=== EXERCISE DESCRIPTION ===
Copy every line of the data that contains the string "hand".
* * * * *
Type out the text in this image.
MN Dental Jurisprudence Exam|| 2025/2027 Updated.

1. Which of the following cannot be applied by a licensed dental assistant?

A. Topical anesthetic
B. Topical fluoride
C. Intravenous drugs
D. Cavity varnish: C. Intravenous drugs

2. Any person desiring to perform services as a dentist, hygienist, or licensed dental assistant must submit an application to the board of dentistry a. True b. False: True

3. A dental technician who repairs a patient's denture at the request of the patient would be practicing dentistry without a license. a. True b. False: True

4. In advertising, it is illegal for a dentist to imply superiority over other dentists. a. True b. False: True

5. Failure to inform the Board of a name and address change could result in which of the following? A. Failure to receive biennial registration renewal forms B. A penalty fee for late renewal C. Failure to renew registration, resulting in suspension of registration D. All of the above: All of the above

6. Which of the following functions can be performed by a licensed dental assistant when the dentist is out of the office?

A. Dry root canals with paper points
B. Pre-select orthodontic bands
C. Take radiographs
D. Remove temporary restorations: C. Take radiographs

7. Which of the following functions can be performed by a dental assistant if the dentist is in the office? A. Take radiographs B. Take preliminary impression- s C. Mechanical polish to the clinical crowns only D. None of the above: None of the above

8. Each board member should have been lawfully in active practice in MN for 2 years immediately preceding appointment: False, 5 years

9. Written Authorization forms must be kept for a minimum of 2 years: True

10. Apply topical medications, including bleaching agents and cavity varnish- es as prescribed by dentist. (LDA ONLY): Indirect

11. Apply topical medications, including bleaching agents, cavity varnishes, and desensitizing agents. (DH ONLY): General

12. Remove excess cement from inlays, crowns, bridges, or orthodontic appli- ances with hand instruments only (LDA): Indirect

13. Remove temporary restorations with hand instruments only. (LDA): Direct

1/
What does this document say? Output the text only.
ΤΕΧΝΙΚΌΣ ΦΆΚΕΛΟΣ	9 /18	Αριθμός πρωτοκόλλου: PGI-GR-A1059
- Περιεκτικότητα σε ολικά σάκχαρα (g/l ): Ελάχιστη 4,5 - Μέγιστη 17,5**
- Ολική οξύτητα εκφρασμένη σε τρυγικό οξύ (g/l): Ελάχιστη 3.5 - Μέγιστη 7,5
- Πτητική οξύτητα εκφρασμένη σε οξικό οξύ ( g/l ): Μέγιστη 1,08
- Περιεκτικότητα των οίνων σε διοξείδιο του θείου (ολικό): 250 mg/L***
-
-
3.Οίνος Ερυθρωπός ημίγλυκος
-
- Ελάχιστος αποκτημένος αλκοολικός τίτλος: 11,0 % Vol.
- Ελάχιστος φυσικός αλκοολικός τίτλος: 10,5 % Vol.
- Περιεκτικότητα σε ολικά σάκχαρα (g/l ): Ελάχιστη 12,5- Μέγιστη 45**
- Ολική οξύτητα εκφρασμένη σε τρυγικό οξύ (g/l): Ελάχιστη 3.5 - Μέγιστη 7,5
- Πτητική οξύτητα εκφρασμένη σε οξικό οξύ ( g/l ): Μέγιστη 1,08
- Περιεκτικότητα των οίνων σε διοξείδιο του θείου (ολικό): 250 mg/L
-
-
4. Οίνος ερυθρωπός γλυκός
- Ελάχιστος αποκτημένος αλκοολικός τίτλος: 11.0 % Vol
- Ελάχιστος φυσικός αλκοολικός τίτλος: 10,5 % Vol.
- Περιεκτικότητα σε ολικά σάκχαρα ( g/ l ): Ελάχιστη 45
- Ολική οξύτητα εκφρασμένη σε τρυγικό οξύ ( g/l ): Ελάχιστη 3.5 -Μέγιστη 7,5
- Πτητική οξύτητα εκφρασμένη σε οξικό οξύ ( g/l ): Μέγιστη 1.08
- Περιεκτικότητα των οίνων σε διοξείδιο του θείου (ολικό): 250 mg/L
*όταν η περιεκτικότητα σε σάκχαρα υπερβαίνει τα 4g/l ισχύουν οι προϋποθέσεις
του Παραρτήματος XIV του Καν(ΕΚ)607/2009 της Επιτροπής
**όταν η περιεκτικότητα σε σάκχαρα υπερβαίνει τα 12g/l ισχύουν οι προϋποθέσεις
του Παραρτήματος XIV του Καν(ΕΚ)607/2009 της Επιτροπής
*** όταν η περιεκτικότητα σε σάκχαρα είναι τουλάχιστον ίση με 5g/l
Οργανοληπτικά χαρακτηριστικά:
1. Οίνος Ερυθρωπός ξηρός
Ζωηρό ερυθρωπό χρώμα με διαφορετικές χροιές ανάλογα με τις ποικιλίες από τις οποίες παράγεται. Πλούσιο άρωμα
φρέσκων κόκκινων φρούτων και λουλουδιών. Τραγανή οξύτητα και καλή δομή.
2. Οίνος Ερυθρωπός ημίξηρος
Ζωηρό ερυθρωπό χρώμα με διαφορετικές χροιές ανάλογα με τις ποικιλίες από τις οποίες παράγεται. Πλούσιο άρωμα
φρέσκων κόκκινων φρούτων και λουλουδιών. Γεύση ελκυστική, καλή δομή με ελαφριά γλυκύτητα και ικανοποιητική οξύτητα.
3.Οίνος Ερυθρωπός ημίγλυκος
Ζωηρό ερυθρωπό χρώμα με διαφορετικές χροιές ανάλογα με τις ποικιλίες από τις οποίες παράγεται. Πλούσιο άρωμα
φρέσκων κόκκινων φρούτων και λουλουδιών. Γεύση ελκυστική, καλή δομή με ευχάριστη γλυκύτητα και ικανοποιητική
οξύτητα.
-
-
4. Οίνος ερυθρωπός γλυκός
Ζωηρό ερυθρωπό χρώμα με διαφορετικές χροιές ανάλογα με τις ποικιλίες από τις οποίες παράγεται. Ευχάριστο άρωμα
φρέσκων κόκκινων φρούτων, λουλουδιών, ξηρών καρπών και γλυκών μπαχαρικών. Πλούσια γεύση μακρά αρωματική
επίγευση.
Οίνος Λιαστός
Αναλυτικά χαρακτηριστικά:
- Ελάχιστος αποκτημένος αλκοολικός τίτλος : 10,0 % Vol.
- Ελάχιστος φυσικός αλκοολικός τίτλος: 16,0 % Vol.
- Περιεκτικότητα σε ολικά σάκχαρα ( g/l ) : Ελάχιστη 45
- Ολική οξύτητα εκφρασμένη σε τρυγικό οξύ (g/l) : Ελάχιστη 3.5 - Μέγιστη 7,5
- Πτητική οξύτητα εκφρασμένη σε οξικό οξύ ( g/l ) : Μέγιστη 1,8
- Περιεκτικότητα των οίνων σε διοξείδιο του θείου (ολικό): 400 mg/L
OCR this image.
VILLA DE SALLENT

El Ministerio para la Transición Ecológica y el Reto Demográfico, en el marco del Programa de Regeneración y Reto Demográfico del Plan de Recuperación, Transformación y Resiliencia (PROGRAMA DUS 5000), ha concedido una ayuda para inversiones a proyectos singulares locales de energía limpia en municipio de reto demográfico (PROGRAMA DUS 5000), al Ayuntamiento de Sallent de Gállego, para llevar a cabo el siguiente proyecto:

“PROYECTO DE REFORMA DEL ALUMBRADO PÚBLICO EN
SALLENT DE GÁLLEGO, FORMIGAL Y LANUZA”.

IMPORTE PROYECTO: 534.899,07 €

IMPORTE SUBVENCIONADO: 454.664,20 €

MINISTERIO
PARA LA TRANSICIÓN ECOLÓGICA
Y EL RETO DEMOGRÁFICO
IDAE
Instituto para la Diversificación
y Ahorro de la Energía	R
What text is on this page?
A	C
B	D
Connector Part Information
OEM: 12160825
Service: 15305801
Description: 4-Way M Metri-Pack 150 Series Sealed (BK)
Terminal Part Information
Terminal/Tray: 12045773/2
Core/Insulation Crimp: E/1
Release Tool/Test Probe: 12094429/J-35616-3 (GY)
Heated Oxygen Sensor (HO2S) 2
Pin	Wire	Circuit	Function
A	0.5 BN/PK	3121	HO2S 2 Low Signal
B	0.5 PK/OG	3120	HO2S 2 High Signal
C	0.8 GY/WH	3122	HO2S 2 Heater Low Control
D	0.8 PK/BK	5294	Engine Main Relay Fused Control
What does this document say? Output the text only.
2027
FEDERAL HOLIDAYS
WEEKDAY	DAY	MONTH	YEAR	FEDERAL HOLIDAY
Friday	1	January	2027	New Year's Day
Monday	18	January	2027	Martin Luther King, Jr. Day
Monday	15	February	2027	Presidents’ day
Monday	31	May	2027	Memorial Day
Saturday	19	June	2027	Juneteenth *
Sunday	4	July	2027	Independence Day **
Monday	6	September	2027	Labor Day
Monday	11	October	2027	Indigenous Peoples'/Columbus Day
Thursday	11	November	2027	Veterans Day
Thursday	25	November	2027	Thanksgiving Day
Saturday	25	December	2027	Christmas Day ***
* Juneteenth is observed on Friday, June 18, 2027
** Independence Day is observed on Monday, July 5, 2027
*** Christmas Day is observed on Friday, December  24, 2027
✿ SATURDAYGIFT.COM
* * * * *
=== RESULT FOR THIS EXERCISE ===
12. Remove excess cement from inlays, crowns, bridges, or orthodontic appli- ances with hand instruments only (LDA): Indirect
13. Remove temporary restorations with hand instruments only. (LDA): Direct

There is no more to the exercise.